Aim of the task: Write out each line that follows exactly as it stands, without the pictures.

════

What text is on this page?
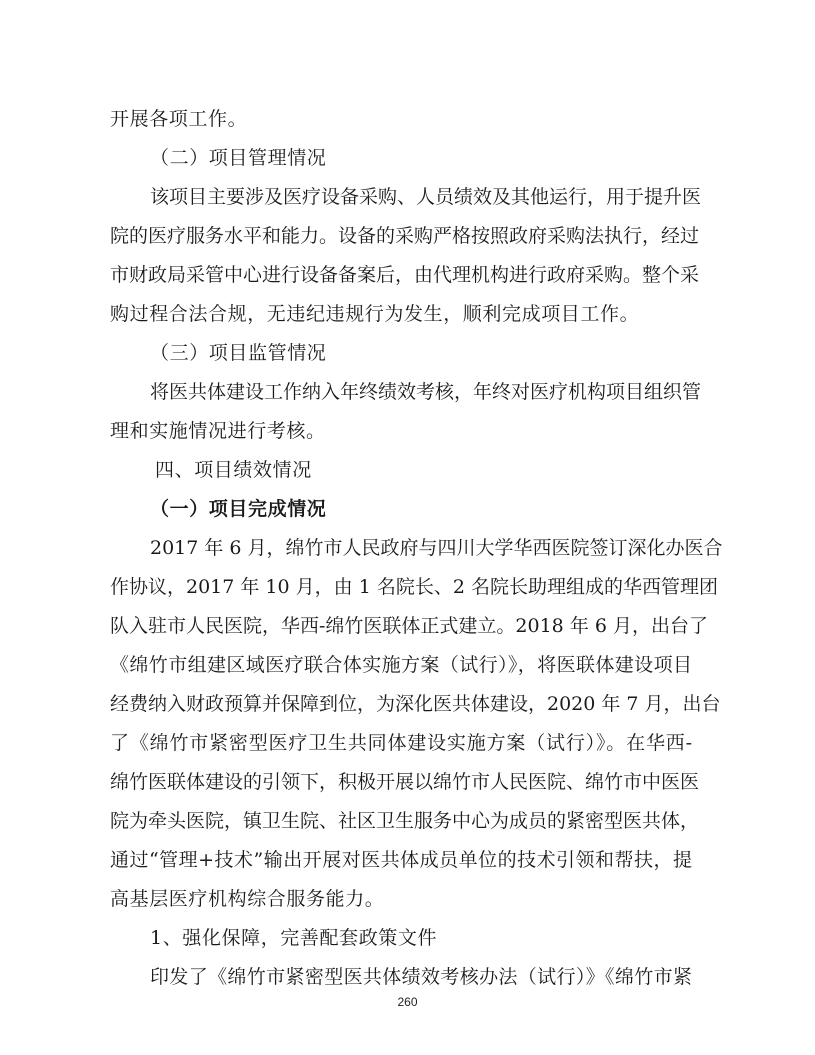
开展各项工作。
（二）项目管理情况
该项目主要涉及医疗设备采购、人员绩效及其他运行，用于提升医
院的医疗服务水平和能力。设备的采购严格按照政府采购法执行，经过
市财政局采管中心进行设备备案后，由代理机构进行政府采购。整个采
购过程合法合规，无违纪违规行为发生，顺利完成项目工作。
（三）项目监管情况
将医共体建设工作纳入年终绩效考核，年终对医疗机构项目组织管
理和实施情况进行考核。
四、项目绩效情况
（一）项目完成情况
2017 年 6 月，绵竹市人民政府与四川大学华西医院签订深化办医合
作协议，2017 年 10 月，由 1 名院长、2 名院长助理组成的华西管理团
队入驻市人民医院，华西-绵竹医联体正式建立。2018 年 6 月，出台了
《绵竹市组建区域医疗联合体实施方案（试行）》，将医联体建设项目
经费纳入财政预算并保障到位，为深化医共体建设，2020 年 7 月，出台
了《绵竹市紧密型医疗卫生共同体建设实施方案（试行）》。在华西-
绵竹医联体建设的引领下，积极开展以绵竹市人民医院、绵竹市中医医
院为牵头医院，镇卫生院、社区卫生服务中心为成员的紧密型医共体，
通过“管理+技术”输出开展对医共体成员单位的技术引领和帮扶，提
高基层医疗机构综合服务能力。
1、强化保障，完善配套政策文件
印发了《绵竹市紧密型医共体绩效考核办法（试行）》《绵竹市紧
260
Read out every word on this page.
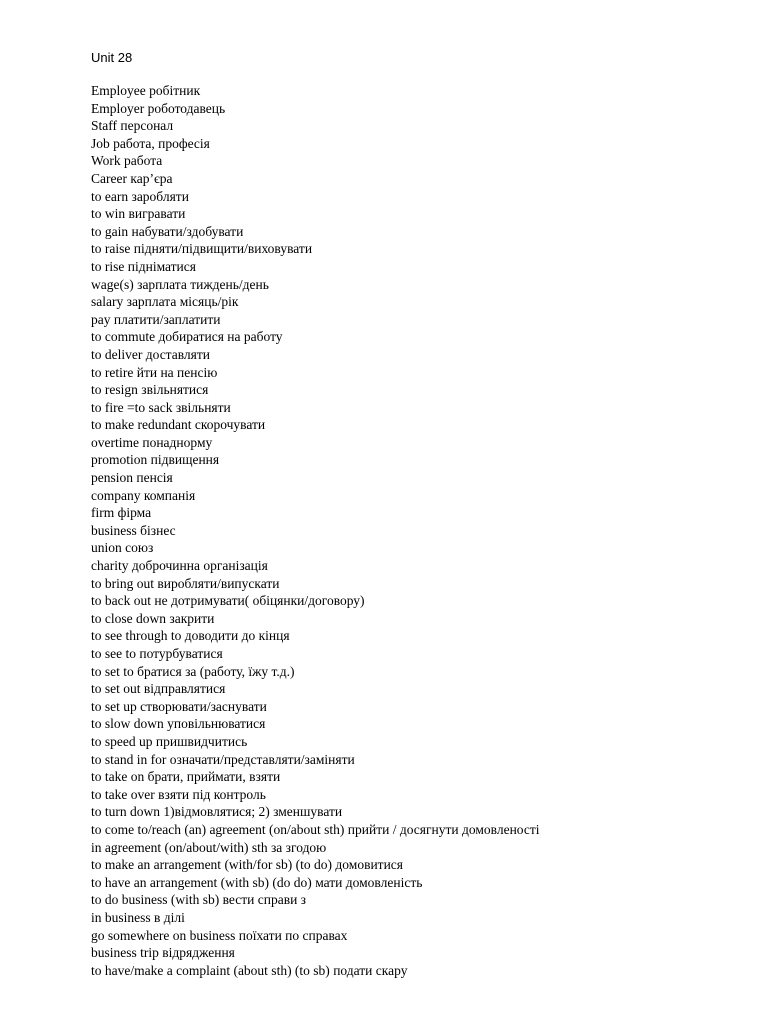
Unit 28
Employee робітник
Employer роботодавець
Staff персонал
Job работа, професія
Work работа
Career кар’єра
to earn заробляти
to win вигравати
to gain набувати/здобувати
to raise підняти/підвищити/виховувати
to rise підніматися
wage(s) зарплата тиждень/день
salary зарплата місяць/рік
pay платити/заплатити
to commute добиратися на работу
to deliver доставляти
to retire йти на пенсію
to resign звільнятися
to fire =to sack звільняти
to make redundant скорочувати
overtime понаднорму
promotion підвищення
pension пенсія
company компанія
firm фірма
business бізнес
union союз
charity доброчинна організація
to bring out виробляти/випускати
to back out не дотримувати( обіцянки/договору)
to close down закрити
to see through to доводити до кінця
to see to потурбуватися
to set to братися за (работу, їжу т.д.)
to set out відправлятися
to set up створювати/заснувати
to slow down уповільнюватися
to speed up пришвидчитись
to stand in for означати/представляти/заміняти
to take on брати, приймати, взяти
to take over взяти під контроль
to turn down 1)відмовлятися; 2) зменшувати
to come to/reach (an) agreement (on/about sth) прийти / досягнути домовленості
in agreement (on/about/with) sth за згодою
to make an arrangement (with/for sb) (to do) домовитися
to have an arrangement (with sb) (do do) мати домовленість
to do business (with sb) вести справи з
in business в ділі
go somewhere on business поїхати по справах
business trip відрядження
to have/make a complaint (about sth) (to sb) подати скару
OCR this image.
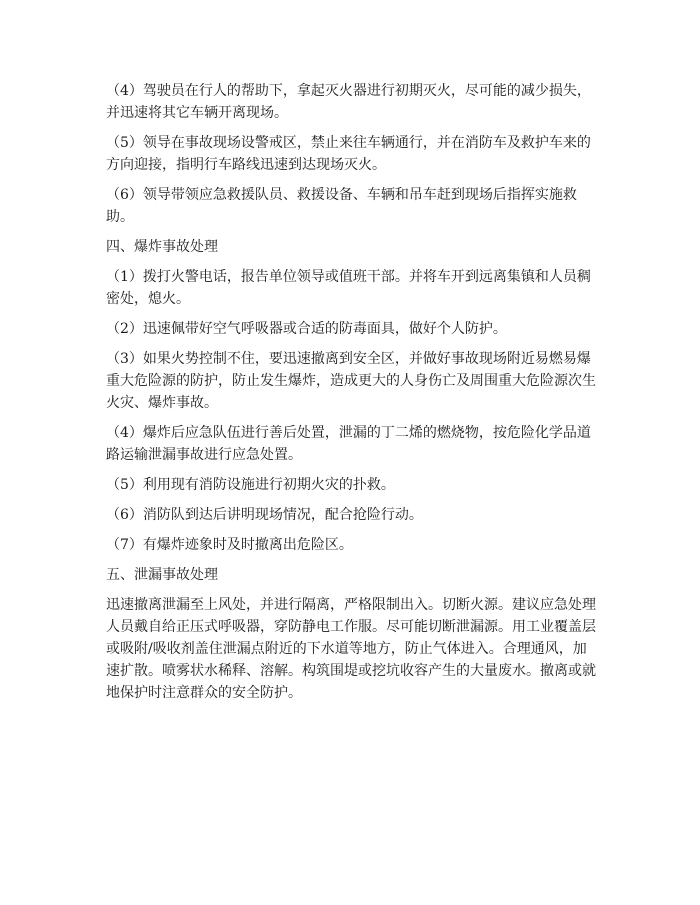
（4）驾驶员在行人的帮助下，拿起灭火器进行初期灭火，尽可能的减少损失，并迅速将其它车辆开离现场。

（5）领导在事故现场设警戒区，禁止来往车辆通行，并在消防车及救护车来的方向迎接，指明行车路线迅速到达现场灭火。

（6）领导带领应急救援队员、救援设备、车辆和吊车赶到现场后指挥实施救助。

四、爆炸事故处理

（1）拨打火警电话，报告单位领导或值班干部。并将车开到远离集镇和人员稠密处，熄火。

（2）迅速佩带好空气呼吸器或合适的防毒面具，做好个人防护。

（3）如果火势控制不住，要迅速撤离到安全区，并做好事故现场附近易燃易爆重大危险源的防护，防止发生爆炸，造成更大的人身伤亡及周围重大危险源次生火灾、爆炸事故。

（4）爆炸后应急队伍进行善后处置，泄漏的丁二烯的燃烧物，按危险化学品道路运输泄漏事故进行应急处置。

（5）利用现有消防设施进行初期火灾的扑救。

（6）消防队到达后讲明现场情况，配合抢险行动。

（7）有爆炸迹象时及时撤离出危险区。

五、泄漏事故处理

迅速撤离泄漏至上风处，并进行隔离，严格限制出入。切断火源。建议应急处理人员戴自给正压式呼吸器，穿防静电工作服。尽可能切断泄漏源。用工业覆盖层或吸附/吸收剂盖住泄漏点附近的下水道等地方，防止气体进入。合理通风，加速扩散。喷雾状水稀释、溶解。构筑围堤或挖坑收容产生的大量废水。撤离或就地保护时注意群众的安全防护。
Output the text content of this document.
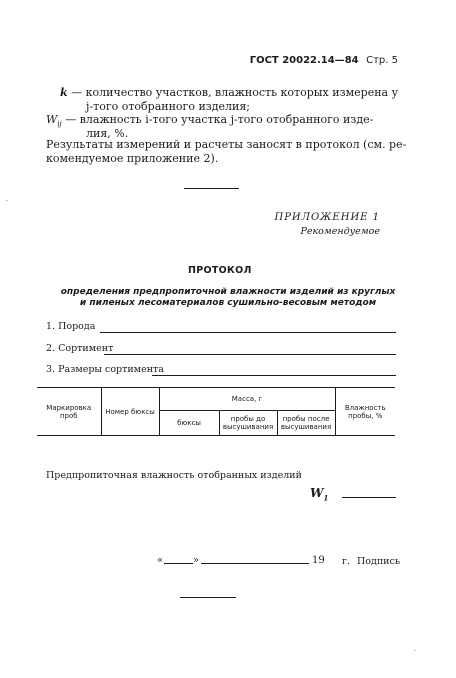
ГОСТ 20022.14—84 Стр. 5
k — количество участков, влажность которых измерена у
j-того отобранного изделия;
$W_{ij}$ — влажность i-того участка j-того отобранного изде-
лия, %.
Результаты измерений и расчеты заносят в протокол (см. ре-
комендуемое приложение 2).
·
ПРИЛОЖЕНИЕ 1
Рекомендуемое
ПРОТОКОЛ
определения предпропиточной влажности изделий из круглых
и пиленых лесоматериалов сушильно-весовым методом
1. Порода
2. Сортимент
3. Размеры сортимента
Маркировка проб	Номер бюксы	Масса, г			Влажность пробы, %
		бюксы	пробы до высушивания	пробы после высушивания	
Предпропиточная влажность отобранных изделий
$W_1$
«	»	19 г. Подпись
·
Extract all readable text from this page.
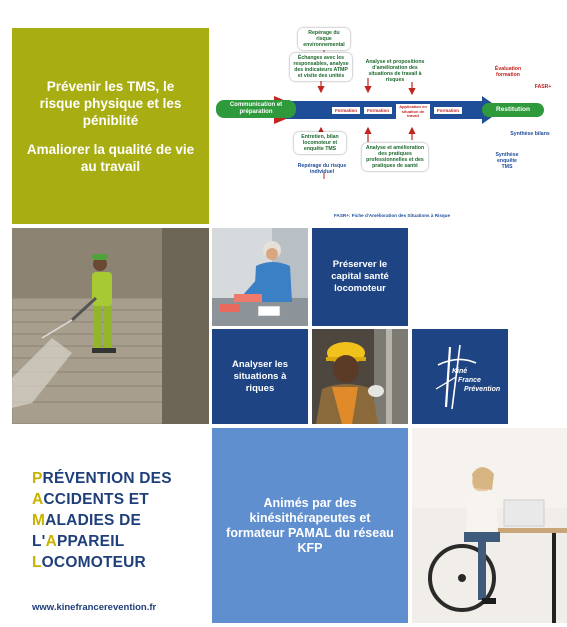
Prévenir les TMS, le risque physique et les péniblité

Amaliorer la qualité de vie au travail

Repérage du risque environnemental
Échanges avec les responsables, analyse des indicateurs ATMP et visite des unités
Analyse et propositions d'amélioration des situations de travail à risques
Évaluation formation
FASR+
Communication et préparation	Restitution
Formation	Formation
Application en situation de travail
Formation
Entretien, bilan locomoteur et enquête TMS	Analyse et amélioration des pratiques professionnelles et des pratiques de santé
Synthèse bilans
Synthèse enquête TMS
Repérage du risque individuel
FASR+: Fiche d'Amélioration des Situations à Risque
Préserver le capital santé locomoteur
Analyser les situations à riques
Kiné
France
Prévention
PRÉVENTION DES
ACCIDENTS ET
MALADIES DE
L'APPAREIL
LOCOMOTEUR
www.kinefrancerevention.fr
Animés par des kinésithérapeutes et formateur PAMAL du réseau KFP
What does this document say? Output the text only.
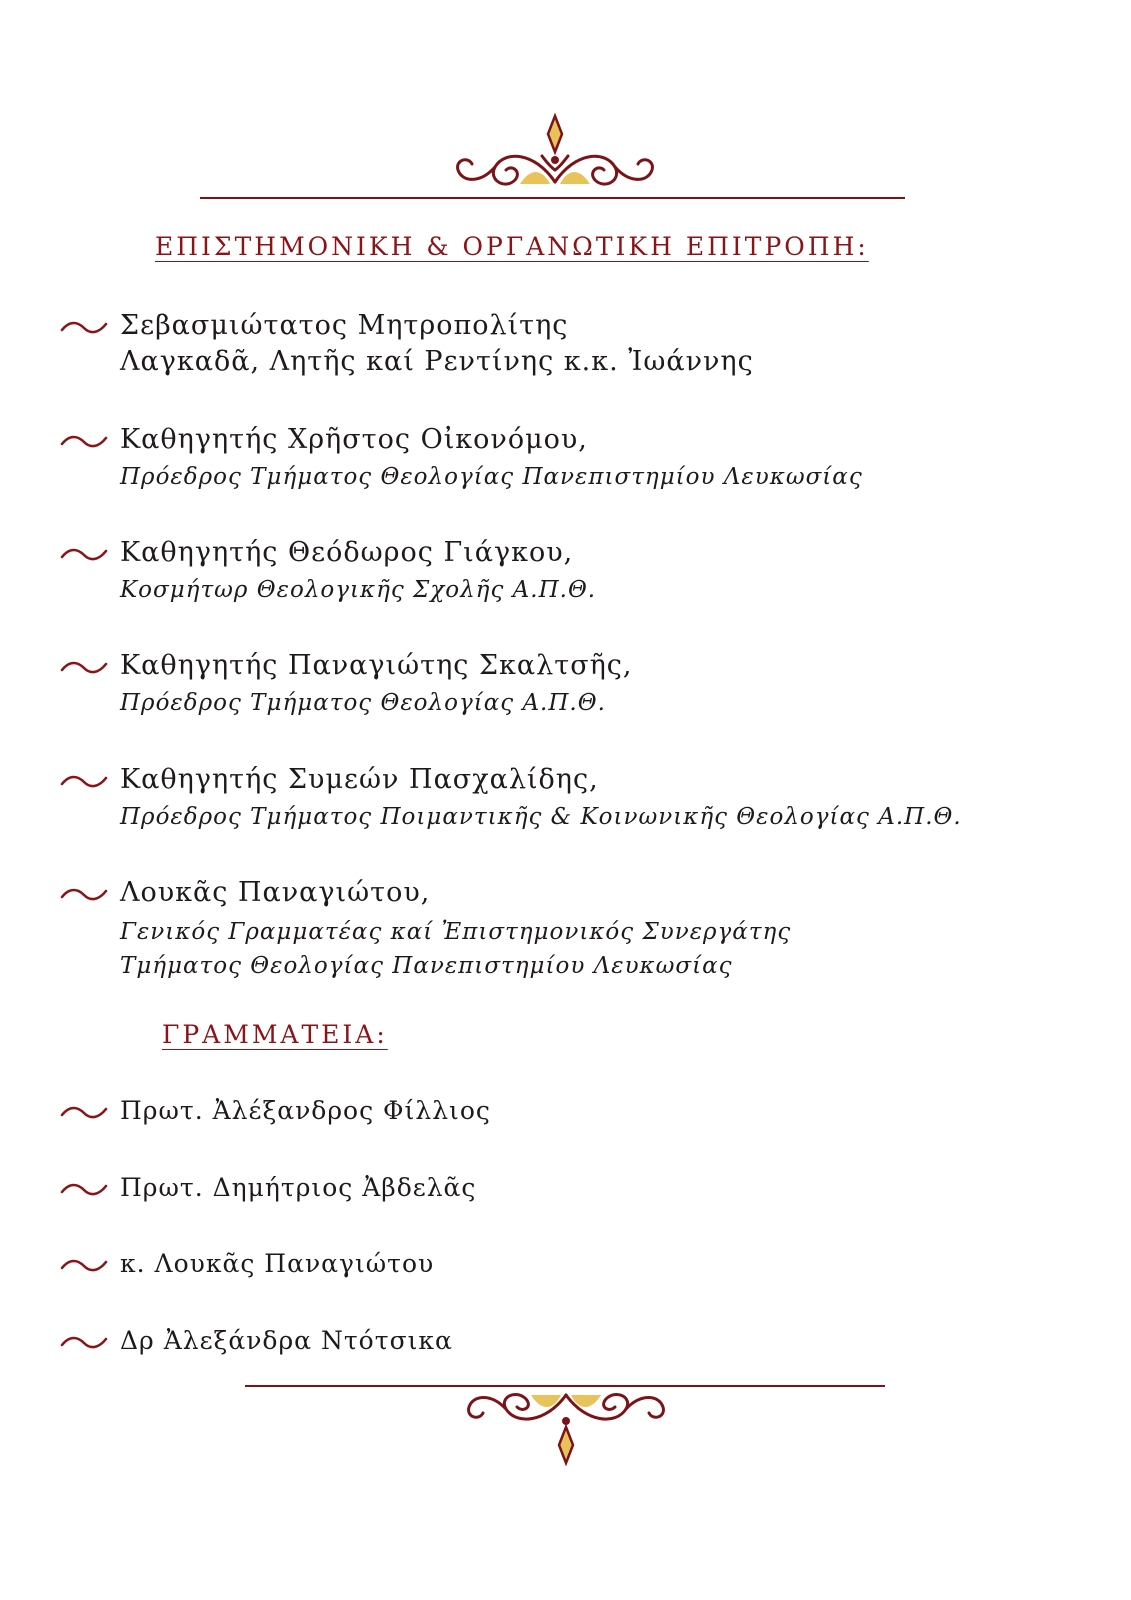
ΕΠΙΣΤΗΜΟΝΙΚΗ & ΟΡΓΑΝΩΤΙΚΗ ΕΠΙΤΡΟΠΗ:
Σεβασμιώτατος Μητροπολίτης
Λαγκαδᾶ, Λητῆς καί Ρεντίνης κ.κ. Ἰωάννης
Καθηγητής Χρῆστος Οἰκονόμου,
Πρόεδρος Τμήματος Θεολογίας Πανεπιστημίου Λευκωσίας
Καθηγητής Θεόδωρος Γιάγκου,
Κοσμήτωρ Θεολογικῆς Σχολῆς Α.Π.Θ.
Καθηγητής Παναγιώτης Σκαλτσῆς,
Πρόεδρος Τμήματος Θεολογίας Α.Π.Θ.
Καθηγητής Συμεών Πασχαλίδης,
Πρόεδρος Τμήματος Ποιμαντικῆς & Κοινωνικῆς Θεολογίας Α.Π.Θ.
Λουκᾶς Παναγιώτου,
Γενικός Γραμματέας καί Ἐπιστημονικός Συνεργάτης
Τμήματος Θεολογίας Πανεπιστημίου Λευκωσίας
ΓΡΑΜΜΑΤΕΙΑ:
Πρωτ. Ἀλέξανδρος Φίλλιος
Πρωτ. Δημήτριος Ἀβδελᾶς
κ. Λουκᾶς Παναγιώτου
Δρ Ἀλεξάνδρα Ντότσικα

════

Solution to this task:
What text is on this page?
开展各项工作。
（二）项目管理情况
该项目主要涉及医疗设备采购、人员绩效及其他运行，用于提升医
院的医疗服务水平和能力。设备的采购严格按照政府采购法执行，经过
市财政局采管中心进行设备备案后，由代理机构进行政府采购。整个采
购过程合法合规，无违纪违规行为发生，顺利完成项目工作。
（三）项目监管情况
将医共体建设工作纳入年终绩效考核，年终对医疗机构项目组织管
理和实施情况进行考核。
四、项目绩效情况
（一）项目完成情况
2017 年 6 月，绵竹市人民政府与四川大学华西医院签订深化办医合
作协议，2017 年 10 月，由 1 名院长、2 名院长助理组成的华西管理团
队入驻市人民医院，华西-绵竹医联体正式建立。2018 年 6 月，出台了
《绵竹市组建区域医疗联合体实施方案（试行）》，将医联体建设项目
经费纳入财政预算并保障到位，为深化医共体建设，2020 年 7 月，出台
了《绵竹市紧密型医疗卫生共同体建设实施方案（试行）》。在华西-
绵竹医联体建设的引领下，积极开展以绵竹市人民医院、绵竹市中医医
院为牵头医院，镇卫生院、社区卫生服务中心为成员的紧密型医共体，
通过“管理+技术”输出开展对医共体成员单位的技术引领和帮扶，提
高基层医疗机构综合服务能力。
1、强化保障，完善配套政策文件
印发了《绵竹市紧密型医共体绩效考核办法（试行）》《绵竹市紧
260
Read out every word on this page.
Unit 28
Employee робітник
Employer роботодавець
Staff персонал
Job работа, професія
Work работа
Career кар’єра
to earn заробляти
to win вигравати
to gain набувати/здобувати
to raise підняти/підвищити/виховувати
to rise підніматися
wage(s) зарплата тиждень/день
salary зарплата місяць/рік
pay платити/заплатити
to commute добиратися на работу
to deliver доставляти
to retire йти на пенсію
to resign звільнятися
to fire =to sack звільняти
to make redundant скорочувати
overtime понаднорму
promotion підвищення
pension пенсія
company компанія
firm фірма
business бізнес
union союз
charity доброчинна організація
to bring out виробляти/випускати
to back out не дотримувати( обіцянки/договору)
to close down закрити
to see through to доводити до кінця
to see to потурбуватися
to set to братися за (работу, їжу т.д.)
to set out відправлятися
to set up створювати/заснувати
to slow down уповільнюватися
to speed up пришвидчитись
to stand in for означати/представляти/заміняти
to take on брати, приймати, взяти
to take over взяти під контроль
to turn down 1)відмовлятися; 2) зменшувати
to come to/reach (an) agreement (on/about sth) прийти / досягнути домовленості
in agreement (on/about/with) sth за згодою
to make an arrangement (with/for sb) (to do) домовитися
to have an arrangement (with sb) (do do) мати домовленість
to do business (with sb) вести справи з
in business в ділі
go somewhere on business поїхати по справах
business trip відрядження
to have/make a complaint (about sth) (to sb) подати скару
OCR this image.
（4）驾驶员在行人的帮助下，拿起灭火器进行初期灭火，尽可能的减少损失，并迅速将其它车辆开离现场。

（5）领导在事故现场设警戒区，禁止来往车辆通行，并在消防车及救护车来的方向迎接，指明行车路线迅速到达现场灭火。

（6）领导带领应急救援队员、救援设备、车辆和吊车赶到现场后指挥实施救助。

四、爆炸事故处理

（1）拨打火警电话，报告单位领导或值班干部。并将车开到远离集镇和人员稠密处，熄火。

（2）迅速佩带好空气呼吸器或合适的防毒面具，做好个人防护。

（3）如果火势控制不住，要迅速撤离到安全区，并做好事故现场附近易燃易爆重大危险源的防护，防止发生爆炸，造成更大的人身伤亡及周围重大危险源次生火灾、爆炸事故。

（4）爆炸后应急队伍进行善后处置，泄漏的丁二烯的燃烧物，按危险化学品道路运输泄漏事故进行应急处置。

（5）利用现有消防设施进行初期火灾的扑救。

（6）消防队到达后讲明现场情况，配合抢险行动。

（7）有爆炸迹象时及时撤离出危险区。

五、泄漏事故处理

迅速撤离泄漏至上风处，并进行隔离，严格限制出入。切断火源。建议应急处理人员戴自给正压式呼吸器，穿防静电工作服。尽可能切断泄漏源。用工业覆盖层或吸附/吸收剂盖住泄漏点附近的下水道等地方，防止气体进入。合理通风，加速扩散。喷雾状水稀释、溶解。构筑围堤或挖坑收容产生的大量废水。撤离或就地保护时注意群众的安全防护。
Output the text content of this document.
ГОСТ 20022.14—84 Стр. 5
k — количество участков, влажность которых измерена у
j-того отобранного изделия;
$W_{ij}$ — влажность i-того участка j-того отобранного изде-
лия, %.
Результаты измерений и расчеты заносят в протокол (см. ре-
комендуемое приложение 2).
·
ПРИЛОЖЕНИЕ 1
Рекомендуемое
ПРОТОКОЛ
определения предпропиточной влажности изделий из круглых
и пиленых лесоматериалов сушильно-весовым методом
1. Порода
2. Сортимент
3. Размеры сортимента
Маркировка проб	Номер бюксы	Масса, г			Влажность пробы, %
		бюксы	пробы до высушивания	пробы после высушивания	
Предпропиточная влажность отобранных изделий
$W_1$
«	»	19 г. Подпись
·
Extract all readable text from this page.
Prévenir les TMS, le risque physique et les péniblité

Amaliorer la qualité de vie au travail

Repérage du risque environnemental
Échanges avec les responsables, analyse des indicateurs ATMP et visite des unités
Analyse et propositions d'amélioration des situations de travail à risques
Évaluation formation
FASR+
Communication et préparation	Restitution
Formation	Formation
Application en situation de travail
Formation
Entretien, bilan locomoteur et enquête TMS	Analyse et amélioration des pratiques professionnelles et des pratiques de santé
Synthèse bilans
Synthèse enquête TMS
Repérage du risque individuel
FASR+: Fiche d'Amélioration des Situations à Risque
Préserver le capital santé locomoteur
Analyser les situations à riques
Kiné
France
Prévention
PRÉVENTION DES
ACCIDENTS ET
MALADIES DE
L'APPAREIL
LOCOMOTEUR
www.kinefrancerevention.fr
Animés par des kinésithérapeutes et formateur PAMAL du réseau KFP
What does this document say? Output the text only.
ΕΠΙΣΤΗΜΟΝΙΚΗ & ΟΡΓΑΝΩΤΙΚΗ ΕΠΙΤΡΟΠΗ:
Σεβασμιώτατος Μητροπολίτης
Λαγκαδᾶ, Λητῆς καί Ρεντίνης κ.κ. Ἰωάννης
Καθηγητής Χρῆστος Οἰκονόμου,
Πρόεδρος Τμήματος Θεολογίας Πανεπιστημίου Λευκωσίας
Καθηγητής Θεόδωρος Γιάγκου,
Κοσμήτωρ Θεολογικῆς Σχολῆς Α.Π.Θ.
Καθηγητής Παναγιώτης Σκαλτσῆς,
Πρόεδρος Τμήματος Θεολογίας Α.Π.Θ.
Καθηγητής Συμεών Πασχαλίδης,
Πρόεδρος Τμήματος Ποιμαντικῆς & Κοινωνικῆς Θεολογίας Α.Π.Θ.
Λουκᾶς Παναγιώτου,
Γενικός Γραμματέας καί Ἐπιστημονικός Συνεργάτης
Τμήματος Θεολογίας Πανεπιστημίου Λευκωσίας
ΓΡΑΜΜΑΤΕΙΑ:
Πρωτ. Ἀλέξανδρος Φίλλιος
Πρωτ. Δημήτριος Ἀβδελᾶς
κ. Λουκᾶς Παναγιώτου
Δρ Ἀλεξάνδρα Ντότσικα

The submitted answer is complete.